Start of Excerpted data

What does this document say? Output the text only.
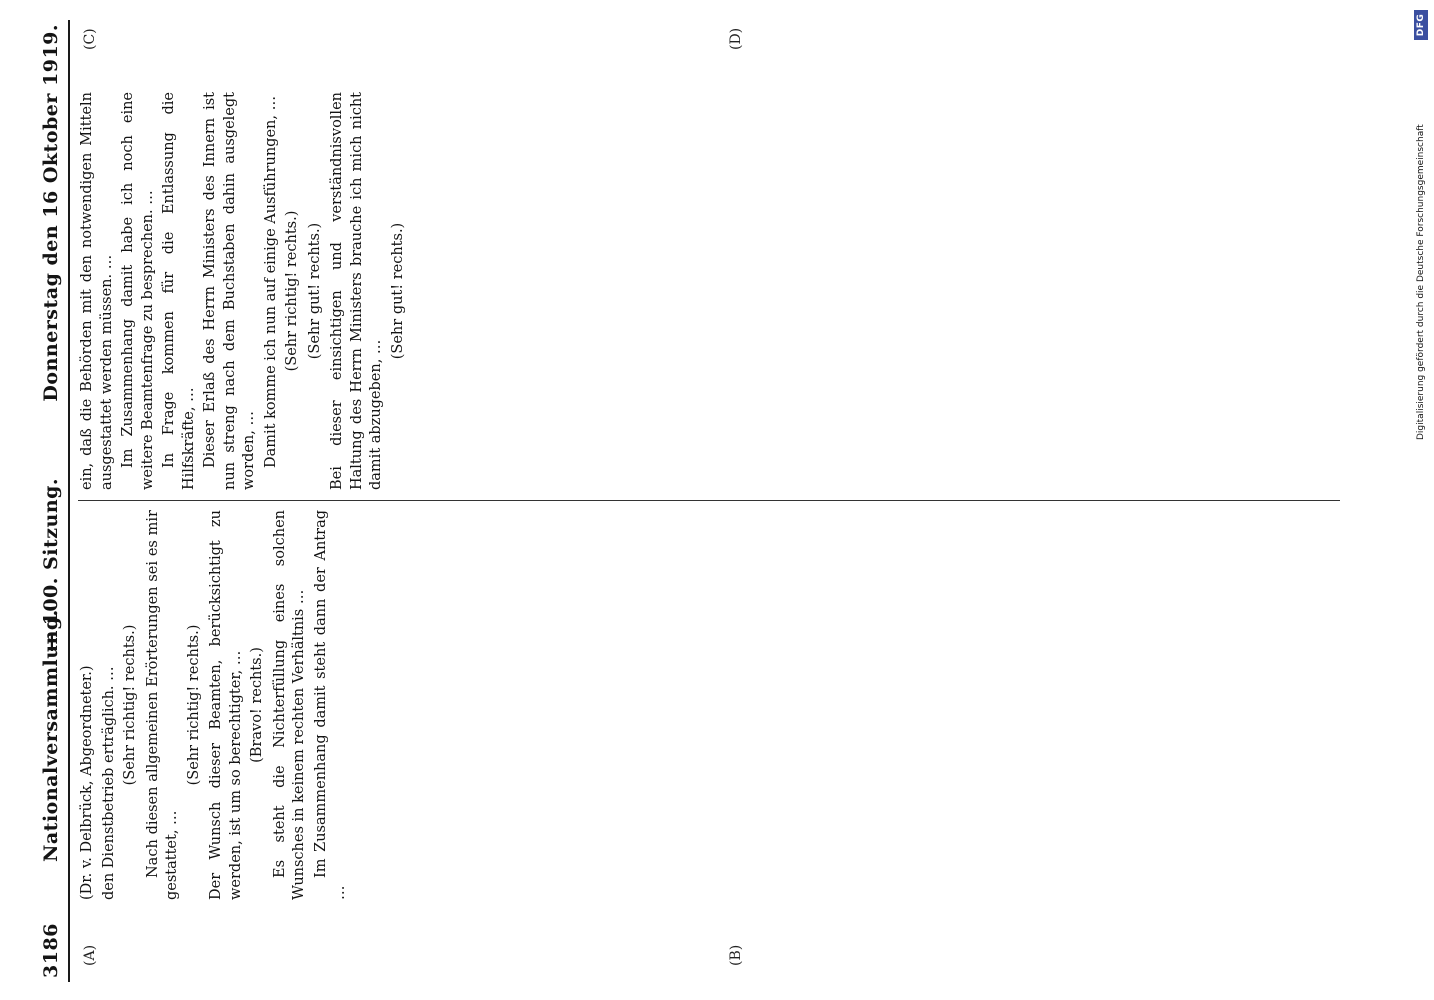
3186
Nationalversammlung.
— 100. Sitzung.
Donnerstag den 16 Oktober 1919.
(A)	(B)
(C)	(D)

(Dr. v. Delbrück, Abgeordneter.) den Dienstbetrieb erträglich. … (Sehr richtig! rechts.) Nach diesen allgemeinen Erörterungen sei es mir gestattet, …

(Sehr richtig! rechts.) Der Wunsch dieser Beamten, berücksichtigt zu werden, ist um so berechtigter, … (Bravo! rechts.) Es steht die Nichterfüllung eines solchen Wunsches in keinem rechten Verhältnis … Im Zusammenhang damit steht dann der Antrag …

ein, daß die Behörden mit den notwendigen Mitteln ausgestattet werden müssen. … Im Zusammenhang damit habe ich noch eine weitere Beamtenfrage zu besprechen. … In Frage kommen für die Entlassung die Hilfskräfte, … Dieser Erlaß des Herrn Ministers des Innern ist nun streng nach dem Buchstaben dahin ausgelegt worden, … Damit komme ich nun auf einige Ausführungen, … (Sehr richtig! rechts.) (Sehr gut! rechts.) Bei dieser einsichtigen und verständnisvollen Haltung des Herrn Ministers brauche ich mich nicht damit abzugeben, …

(Sehr gut! rechts.)	Digitalisierung gefördert durch die Deutsche Forschungsgemeinschaft
DFG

End of Excerpted data

§ **Do this**
Print the whole listing above once more, word for word, without its pictures.

§ **Solved problem**
What does this document say? Output the text only.
3186
Nationalversammlung.
— 100. Sitzung.
Donnerstag den 16 Oktober 1919.
(A)	(B)
(C)	(D)

(Dr. v. Delbrück, Abgeordneter.) den Dienstbetrieb erträglich. … (Sehr richtig! rechts.) Nach diesen allgemeinen Erörterungen sei es mir gestattet, …

(Sehr richtig! rechts.) Der Wunsch dieser Beamten, berücksichtigt zu werden, ist um so berechtigter, … (Bravo! rechts.) Es steht die Nichterfüllung eines solchen Wunsches in keinem rechten Verhältnis … Im Zusammenhang damit steht dann der Antrag …

ein, daß die Behörden mit den notwendigen Mitteln ausgestattet werden müssen. … Im Zusammenhang damit habe ich noch eine weitere Beamtenfrage zu besprechen. … In Frage kommen für die Entlassung die Hilfskräfte, … Dieser Erlaß des Herrn Ministers des Innern ist nun streng nach dem Buchstaben dahin ausgelegt worden, … Damit komme ich nun auf einige Ausführungen, … (Sehr richtig! rechts.) (Sehr gut! rechts.) Bei dieser einsichtigen und verständnisvollen Haltung des Herrn Ministers brauche ich mich nicht damit abzugeben, …

(Sehr gut! rechts.)	Digitalisierung gefördert durch die Deutsche Forschungsgemeinschaft
DFG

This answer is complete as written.